◆ **Prompt**
Locate the string "yahoo" in the listing below. Copy every line where it is found.

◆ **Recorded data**
_ _ _ _ _ _ _

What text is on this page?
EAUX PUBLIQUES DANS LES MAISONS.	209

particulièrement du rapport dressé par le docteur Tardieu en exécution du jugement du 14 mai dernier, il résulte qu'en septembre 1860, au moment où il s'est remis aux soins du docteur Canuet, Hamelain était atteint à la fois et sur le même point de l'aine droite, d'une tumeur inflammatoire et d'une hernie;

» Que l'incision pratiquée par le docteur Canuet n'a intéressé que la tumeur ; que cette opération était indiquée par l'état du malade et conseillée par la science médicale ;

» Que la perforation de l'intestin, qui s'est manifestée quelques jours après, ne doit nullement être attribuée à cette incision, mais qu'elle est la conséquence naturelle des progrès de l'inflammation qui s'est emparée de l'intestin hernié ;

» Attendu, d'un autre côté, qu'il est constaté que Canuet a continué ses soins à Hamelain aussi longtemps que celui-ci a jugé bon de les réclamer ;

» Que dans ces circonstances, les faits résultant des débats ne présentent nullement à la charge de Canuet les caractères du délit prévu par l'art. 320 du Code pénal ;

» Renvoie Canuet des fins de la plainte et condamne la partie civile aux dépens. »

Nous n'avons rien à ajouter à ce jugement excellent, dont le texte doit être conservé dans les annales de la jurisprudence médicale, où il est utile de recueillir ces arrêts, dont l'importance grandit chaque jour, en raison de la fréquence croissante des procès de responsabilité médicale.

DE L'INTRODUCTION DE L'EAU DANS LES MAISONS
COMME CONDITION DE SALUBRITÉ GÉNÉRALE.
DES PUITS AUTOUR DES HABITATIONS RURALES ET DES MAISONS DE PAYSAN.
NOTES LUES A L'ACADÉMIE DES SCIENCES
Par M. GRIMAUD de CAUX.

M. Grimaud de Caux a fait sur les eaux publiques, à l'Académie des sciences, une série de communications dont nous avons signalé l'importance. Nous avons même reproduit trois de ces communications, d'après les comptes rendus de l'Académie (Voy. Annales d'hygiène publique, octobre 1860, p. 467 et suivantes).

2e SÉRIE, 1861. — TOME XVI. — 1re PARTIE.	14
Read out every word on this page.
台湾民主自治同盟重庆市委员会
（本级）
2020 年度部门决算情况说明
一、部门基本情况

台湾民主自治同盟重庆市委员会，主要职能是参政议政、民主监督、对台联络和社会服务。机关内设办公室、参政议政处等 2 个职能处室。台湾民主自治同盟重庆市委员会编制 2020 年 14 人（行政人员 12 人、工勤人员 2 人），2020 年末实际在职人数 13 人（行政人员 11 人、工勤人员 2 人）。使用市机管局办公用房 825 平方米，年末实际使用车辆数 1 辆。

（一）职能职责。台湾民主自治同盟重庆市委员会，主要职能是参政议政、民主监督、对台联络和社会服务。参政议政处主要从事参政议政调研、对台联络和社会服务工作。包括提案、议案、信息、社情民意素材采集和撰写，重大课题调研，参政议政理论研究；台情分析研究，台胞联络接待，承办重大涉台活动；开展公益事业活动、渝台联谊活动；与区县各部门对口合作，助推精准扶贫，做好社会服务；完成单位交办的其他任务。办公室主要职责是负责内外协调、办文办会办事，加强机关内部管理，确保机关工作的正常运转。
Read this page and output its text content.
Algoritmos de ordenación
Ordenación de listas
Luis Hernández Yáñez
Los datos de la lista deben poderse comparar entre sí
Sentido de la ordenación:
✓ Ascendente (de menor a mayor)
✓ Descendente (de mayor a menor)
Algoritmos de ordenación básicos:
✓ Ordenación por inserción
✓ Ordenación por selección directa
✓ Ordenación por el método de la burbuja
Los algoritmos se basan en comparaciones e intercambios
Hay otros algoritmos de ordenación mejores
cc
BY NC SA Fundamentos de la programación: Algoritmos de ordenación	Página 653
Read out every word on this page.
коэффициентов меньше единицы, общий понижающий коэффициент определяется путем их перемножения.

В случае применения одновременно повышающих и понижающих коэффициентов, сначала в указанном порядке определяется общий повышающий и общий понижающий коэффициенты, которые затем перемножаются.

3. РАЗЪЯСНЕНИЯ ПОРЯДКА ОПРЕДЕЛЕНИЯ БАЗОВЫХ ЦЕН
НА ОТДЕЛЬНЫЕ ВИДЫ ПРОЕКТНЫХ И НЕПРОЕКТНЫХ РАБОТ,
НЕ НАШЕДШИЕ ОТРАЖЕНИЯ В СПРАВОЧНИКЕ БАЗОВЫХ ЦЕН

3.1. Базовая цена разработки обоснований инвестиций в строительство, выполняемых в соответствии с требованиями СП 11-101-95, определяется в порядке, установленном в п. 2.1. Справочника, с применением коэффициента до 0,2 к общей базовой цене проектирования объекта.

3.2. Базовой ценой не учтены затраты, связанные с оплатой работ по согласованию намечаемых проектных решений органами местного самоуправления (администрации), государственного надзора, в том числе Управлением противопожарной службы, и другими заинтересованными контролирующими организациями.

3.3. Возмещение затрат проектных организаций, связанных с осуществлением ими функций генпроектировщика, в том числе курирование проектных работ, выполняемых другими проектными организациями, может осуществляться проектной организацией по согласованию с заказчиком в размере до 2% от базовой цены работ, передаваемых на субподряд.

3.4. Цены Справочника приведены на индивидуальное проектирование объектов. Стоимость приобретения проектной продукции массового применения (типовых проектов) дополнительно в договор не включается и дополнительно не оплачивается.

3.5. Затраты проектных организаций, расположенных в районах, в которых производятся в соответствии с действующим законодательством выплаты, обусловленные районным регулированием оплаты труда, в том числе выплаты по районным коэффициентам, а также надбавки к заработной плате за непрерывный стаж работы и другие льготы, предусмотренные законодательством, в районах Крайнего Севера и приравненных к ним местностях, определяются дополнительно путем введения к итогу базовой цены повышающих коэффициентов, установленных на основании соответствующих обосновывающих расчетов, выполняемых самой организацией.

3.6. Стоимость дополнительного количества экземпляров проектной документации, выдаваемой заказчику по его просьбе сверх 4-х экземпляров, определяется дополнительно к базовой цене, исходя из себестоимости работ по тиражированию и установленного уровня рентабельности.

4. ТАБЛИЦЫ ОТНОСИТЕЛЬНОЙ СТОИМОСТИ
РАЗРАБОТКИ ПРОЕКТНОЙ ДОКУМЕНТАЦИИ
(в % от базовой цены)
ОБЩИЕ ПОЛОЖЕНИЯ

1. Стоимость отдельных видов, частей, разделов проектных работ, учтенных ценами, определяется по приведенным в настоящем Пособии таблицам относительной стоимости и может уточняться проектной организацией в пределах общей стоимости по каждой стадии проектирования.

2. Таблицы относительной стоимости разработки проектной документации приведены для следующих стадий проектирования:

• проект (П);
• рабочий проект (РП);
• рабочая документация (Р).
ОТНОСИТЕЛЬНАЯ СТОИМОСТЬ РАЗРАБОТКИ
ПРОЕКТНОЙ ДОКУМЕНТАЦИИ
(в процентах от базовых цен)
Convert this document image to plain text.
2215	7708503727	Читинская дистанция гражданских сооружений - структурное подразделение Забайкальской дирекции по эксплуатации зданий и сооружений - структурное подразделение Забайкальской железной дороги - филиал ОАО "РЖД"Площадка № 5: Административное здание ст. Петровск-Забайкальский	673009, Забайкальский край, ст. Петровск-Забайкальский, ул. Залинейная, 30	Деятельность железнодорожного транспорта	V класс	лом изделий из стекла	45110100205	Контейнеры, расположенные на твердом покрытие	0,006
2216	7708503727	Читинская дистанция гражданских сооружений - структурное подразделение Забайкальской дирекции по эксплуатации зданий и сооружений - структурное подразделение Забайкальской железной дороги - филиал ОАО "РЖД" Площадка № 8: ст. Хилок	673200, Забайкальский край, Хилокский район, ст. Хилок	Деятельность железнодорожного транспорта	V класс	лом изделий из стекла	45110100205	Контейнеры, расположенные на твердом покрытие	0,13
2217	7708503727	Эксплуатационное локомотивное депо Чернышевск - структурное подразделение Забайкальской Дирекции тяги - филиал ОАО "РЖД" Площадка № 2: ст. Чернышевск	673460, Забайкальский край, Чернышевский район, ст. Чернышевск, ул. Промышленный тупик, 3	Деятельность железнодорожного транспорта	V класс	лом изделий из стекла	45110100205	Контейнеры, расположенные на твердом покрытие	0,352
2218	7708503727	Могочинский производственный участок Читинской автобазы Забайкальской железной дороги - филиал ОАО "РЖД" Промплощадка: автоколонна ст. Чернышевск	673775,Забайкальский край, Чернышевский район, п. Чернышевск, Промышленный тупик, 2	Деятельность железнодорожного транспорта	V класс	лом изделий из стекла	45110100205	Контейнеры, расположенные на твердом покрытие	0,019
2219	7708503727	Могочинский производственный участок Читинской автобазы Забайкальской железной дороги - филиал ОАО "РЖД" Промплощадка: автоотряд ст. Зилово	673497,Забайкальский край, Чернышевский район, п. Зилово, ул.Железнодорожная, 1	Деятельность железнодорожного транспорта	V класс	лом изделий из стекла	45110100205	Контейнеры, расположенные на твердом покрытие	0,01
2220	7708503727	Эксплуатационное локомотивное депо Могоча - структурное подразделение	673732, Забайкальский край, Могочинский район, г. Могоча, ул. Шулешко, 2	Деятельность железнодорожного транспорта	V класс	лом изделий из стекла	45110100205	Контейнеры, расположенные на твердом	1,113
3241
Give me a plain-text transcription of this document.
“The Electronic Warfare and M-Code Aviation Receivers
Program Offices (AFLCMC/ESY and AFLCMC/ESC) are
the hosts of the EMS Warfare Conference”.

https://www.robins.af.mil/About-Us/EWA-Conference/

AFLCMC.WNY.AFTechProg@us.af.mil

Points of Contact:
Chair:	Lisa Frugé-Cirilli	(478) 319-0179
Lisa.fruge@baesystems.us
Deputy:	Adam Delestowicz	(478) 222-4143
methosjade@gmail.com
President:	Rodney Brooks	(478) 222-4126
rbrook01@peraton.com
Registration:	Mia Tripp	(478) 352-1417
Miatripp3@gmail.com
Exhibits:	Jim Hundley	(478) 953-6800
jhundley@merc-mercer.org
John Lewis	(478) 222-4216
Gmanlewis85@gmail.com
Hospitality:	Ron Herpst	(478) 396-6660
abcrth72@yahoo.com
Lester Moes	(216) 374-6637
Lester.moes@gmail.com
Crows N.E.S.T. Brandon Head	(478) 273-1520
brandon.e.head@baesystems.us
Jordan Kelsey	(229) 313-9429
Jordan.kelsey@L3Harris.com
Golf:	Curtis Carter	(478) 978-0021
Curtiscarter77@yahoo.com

_ _ _ _ _ _ _

◆ **Complete response**
abcrth72@yahoo.com
Curtiscarter77@yahoo.com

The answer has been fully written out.